▶ _A run of records_
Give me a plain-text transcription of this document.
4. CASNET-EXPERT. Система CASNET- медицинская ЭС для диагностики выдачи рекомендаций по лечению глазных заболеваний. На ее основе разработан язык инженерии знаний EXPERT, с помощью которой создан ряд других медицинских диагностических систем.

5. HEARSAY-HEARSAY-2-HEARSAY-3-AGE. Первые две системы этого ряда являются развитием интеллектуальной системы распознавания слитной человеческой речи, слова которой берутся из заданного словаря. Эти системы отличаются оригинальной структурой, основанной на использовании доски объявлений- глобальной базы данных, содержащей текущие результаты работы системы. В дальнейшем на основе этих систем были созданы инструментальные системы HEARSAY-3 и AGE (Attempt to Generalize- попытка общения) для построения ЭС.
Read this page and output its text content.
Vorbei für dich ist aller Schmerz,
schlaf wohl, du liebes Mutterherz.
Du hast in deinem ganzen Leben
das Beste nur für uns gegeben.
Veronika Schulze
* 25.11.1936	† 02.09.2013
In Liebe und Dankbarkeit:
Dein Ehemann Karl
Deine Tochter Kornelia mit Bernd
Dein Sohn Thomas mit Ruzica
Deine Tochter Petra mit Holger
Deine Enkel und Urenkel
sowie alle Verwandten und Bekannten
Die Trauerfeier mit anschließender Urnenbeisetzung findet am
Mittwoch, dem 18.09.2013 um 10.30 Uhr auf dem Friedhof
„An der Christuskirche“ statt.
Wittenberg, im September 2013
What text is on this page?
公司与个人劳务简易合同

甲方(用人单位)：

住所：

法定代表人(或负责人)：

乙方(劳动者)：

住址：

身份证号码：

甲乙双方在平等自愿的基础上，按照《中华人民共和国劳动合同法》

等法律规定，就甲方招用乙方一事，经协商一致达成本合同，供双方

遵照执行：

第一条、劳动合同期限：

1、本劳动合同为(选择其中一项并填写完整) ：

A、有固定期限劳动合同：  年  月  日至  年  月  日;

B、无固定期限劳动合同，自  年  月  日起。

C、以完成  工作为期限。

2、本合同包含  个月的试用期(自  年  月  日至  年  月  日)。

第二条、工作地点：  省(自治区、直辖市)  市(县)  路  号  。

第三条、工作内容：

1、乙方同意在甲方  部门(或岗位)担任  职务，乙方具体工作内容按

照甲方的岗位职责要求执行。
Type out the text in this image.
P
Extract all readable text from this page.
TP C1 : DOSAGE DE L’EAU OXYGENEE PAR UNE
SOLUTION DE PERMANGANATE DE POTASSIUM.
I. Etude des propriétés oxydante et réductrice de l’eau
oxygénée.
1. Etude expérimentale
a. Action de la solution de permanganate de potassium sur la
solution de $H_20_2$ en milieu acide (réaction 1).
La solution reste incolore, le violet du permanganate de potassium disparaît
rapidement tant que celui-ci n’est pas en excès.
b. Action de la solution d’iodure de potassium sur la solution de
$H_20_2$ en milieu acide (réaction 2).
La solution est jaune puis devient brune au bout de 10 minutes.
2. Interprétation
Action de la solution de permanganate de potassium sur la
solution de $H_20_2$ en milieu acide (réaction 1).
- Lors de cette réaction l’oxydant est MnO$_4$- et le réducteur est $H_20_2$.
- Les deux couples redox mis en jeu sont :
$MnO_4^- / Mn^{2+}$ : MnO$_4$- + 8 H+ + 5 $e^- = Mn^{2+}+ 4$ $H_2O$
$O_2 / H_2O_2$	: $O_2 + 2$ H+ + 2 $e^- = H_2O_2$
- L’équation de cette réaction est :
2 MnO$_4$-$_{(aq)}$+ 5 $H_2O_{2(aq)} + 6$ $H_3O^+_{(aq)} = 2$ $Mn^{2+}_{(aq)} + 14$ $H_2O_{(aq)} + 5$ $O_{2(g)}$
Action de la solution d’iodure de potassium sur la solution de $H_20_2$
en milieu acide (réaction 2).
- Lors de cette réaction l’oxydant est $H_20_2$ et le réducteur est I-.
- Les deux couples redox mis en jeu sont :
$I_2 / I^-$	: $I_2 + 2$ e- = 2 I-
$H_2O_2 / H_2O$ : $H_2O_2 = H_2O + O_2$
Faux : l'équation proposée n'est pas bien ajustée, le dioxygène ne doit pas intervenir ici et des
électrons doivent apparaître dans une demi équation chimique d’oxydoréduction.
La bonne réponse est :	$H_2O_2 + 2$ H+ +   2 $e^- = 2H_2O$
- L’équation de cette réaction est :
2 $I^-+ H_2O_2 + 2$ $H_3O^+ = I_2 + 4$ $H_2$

▶ _CHALLENGE_
From the entries above, list each line with "this" in it.

▶ _TASK ANSWER_
Give me a plain-text transcription of this document.
Read this page and output its text content.
What text is on this page?
Type out the text in this image.
Extract all readable text from this page.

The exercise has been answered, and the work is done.